• [Aim of the exercise]
Examine the material below and count the lines that hold the word "تنظیم". Report only the number.

• [Data extract]
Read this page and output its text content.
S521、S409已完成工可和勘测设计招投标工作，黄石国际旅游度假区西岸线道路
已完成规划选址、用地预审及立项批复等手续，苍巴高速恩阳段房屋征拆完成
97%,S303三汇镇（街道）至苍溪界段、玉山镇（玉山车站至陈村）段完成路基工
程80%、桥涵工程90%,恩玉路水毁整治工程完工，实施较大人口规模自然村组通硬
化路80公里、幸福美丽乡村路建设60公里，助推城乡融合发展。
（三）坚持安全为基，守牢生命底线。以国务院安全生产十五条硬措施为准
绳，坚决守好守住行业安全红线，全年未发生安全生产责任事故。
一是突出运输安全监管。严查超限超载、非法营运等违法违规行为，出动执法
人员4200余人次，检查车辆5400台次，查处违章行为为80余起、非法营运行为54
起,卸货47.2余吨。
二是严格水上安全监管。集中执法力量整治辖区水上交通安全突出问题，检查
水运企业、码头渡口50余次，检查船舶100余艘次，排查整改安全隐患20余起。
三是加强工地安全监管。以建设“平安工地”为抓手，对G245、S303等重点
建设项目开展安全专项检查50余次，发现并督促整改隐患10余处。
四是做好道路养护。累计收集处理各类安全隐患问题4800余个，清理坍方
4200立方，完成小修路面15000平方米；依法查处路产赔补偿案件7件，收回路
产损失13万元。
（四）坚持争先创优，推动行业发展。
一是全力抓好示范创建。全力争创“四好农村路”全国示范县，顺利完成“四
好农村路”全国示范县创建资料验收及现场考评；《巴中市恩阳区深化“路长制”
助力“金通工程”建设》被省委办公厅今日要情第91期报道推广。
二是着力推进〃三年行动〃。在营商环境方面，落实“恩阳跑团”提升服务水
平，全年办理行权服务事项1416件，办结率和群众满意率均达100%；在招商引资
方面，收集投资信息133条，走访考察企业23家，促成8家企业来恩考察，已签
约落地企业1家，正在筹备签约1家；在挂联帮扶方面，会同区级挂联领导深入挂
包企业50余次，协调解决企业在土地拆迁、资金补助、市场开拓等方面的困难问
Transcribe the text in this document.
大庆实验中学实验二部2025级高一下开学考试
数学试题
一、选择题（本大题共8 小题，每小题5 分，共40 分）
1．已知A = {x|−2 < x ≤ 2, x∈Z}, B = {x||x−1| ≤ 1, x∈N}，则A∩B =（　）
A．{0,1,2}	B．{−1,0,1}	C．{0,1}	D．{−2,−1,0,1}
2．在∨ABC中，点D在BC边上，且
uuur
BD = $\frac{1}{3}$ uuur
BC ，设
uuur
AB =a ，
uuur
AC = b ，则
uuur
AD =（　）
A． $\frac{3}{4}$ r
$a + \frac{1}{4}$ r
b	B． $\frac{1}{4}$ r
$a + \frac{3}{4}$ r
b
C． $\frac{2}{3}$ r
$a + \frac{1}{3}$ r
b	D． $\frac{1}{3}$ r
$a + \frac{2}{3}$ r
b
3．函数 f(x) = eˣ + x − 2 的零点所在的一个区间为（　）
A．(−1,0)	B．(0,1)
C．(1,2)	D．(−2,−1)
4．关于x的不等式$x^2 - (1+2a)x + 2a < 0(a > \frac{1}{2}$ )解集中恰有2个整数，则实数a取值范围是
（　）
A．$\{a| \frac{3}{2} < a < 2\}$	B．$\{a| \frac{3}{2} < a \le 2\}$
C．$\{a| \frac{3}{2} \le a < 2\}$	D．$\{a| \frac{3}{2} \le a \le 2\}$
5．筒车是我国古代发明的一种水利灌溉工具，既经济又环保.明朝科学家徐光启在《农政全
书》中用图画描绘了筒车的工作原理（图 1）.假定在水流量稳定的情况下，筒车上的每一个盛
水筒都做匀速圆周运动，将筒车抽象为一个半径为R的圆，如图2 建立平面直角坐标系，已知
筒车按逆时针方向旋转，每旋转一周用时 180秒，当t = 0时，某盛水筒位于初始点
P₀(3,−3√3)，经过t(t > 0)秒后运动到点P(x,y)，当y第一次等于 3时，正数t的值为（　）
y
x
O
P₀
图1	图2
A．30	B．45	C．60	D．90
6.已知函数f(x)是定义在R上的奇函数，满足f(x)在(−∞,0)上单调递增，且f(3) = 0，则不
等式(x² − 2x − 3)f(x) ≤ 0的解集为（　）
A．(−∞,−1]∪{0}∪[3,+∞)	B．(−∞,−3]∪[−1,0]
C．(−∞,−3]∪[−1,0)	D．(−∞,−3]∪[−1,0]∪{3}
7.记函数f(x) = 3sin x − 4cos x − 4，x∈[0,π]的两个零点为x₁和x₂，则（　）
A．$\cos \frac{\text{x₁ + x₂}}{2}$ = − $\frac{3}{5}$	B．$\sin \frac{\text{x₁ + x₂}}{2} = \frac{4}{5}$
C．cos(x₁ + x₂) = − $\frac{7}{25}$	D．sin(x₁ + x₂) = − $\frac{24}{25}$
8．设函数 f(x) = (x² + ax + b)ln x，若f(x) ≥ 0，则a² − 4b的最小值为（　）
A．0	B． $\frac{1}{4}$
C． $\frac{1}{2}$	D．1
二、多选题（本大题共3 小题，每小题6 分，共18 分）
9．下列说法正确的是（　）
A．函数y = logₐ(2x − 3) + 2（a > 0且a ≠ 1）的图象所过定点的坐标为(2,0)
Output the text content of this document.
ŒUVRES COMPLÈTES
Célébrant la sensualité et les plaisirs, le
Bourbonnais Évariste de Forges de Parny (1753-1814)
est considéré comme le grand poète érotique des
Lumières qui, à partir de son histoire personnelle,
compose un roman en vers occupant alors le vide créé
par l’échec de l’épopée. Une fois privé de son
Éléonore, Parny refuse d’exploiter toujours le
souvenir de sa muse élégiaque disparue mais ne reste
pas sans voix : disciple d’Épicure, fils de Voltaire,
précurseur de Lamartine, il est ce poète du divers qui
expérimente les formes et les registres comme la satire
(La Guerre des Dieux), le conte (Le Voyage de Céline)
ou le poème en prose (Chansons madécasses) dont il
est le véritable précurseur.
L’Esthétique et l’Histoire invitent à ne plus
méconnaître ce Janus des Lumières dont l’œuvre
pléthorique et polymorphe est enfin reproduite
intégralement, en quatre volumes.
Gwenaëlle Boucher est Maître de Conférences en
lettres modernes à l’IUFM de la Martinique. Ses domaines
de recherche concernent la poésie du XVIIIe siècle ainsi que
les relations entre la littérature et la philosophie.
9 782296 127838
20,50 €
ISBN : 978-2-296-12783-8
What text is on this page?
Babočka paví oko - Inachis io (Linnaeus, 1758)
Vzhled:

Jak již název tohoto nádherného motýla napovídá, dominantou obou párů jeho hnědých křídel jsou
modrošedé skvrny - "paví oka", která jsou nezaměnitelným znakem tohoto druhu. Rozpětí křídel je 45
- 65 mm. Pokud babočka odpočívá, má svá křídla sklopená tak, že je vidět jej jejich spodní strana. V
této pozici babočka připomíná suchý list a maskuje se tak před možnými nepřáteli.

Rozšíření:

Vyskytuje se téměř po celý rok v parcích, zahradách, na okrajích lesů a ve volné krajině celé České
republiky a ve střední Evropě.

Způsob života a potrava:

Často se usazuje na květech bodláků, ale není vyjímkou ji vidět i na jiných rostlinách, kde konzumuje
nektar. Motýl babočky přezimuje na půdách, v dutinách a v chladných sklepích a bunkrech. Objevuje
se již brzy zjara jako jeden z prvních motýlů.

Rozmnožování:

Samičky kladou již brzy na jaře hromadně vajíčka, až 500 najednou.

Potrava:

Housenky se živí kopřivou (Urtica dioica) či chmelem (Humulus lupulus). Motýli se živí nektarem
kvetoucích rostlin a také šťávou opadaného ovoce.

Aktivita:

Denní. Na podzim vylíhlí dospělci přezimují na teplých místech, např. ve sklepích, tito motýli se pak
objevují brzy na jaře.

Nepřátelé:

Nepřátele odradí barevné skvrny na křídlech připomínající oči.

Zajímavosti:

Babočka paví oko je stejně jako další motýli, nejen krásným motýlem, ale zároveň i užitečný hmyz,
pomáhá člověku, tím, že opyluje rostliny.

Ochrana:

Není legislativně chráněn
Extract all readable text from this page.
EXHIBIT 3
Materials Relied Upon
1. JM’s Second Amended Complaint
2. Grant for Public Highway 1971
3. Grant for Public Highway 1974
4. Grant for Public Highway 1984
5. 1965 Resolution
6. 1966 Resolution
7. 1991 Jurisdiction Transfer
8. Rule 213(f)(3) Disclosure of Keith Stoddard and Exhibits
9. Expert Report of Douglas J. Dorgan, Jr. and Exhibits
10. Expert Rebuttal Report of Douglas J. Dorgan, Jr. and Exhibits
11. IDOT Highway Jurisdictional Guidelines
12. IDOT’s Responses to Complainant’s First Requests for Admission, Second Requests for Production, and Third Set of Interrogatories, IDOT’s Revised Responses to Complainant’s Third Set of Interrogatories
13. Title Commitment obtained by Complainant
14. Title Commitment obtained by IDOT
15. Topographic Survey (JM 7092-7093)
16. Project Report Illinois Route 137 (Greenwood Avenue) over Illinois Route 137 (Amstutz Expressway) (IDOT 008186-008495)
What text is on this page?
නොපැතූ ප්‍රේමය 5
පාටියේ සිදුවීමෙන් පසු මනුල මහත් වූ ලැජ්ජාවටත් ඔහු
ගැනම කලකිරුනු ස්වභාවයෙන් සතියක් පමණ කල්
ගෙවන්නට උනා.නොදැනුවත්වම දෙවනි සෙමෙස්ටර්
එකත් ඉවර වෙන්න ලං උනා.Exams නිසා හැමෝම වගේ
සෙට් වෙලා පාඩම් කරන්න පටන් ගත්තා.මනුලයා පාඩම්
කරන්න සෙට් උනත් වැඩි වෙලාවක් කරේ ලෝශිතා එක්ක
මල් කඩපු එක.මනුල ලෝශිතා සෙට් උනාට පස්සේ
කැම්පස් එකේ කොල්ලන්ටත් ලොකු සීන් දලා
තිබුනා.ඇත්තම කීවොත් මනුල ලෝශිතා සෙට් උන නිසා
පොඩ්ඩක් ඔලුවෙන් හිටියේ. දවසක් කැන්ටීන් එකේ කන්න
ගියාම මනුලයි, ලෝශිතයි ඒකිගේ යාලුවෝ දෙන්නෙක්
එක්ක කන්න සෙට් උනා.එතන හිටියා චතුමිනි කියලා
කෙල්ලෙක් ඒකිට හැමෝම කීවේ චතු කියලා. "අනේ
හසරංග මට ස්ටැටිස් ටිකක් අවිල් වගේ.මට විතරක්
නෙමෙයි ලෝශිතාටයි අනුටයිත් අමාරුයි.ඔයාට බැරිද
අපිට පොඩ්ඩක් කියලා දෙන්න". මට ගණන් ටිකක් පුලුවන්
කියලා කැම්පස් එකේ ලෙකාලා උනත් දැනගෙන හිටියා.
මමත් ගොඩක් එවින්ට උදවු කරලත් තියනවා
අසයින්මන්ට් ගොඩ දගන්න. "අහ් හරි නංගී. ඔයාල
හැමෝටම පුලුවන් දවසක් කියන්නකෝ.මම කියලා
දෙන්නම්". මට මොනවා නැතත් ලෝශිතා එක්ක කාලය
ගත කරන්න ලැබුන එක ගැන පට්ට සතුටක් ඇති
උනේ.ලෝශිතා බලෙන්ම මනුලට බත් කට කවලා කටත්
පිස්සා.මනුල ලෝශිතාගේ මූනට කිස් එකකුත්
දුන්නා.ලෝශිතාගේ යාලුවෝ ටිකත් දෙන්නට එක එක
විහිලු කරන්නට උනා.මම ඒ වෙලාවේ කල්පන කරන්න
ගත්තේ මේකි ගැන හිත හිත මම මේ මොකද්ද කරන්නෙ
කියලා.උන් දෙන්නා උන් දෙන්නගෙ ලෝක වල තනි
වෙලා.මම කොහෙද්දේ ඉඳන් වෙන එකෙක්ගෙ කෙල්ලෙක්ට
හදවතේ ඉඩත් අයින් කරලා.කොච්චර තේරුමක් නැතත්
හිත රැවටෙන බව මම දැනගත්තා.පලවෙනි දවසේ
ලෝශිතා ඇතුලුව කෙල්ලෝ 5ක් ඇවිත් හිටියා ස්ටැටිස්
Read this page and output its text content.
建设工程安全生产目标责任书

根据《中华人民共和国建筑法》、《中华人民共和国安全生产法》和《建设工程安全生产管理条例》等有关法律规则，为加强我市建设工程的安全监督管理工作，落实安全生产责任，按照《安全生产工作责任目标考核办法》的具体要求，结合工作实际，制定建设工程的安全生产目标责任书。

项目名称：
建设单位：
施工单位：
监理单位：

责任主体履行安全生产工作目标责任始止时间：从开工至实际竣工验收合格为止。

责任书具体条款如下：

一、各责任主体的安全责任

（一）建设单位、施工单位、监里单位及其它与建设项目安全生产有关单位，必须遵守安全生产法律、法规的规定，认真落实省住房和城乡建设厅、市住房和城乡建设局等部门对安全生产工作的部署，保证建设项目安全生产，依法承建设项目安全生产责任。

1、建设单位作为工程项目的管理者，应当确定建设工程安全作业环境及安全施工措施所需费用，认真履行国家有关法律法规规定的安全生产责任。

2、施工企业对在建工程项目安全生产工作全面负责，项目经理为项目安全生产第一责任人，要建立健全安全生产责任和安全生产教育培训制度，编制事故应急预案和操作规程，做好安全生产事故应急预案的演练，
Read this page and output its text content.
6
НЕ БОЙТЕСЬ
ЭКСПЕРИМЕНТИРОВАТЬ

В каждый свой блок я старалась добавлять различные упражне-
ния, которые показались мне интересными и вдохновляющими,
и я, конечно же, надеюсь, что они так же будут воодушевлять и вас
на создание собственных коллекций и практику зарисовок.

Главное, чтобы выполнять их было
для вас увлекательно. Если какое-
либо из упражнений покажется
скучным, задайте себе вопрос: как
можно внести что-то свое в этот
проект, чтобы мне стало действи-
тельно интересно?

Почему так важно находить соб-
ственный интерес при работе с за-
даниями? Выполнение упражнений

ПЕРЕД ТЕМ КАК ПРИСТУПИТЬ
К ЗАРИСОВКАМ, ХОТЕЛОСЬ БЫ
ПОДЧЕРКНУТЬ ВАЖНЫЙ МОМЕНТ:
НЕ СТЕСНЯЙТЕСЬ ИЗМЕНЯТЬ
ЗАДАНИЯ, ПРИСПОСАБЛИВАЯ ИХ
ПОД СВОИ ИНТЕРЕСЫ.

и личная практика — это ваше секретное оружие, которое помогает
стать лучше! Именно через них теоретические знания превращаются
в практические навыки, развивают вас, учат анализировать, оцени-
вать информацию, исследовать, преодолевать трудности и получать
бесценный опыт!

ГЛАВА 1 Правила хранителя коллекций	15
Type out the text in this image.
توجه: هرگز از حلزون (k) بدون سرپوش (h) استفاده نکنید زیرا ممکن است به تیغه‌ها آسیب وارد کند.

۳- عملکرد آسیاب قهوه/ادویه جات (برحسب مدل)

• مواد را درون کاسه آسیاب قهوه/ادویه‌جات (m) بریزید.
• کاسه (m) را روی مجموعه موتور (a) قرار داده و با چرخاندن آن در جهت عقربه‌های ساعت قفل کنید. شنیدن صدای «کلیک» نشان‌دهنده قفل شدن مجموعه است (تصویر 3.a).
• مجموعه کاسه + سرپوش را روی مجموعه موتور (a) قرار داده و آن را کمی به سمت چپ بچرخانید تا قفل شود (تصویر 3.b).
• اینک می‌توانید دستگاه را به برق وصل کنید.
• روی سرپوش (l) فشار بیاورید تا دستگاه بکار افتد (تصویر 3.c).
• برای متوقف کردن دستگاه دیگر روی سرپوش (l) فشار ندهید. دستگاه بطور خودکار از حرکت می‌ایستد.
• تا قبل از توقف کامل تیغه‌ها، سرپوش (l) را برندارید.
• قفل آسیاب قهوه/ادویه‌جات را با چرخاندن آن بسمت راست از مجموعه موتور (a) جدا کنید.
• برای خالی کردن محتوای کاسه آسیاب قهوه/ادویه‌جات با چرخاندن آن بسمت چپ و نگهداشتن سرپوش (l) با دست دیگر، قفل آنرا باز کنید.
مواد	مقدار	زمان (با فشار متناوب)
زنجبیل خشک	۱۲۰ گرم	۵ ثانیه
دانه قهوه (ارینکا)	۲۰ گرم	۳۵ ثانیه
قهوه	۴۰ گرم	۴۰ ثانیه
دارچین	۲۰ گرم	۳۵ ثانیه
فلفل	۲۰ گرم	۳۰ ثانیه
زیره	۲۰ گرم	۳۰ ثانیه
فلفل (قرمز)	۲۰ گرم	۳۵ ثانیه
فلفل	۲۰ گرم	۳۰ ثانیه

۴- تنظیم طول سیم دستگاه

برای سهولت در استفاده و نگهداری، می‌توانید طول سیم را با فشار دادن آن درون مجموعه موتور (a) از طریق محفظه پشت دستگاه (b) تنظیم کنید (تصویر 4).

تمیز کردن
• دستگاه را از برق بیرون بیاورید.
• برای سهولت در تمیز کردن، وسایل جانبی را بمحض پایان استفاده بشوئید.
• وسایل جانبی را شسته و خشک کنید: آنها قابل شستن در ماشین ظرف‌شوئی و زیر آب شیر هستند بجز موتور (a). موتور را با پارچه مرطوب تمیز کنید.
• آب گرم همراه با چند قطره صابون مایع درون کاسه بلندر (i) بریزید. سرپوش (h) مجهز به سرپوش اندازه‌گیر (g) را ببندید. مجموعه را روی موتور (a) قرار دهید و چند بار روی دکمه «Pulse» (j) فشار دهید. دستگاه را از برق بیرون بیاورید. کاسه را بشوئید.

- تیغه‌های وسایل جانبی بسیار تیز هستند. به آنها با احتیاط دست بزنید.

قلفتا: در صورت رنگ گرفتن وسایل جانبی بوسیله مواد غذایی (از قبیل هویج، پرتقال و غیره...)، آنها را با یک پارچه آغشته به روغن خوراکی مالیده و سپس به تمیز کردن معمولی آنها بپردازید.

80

• [Task result]
2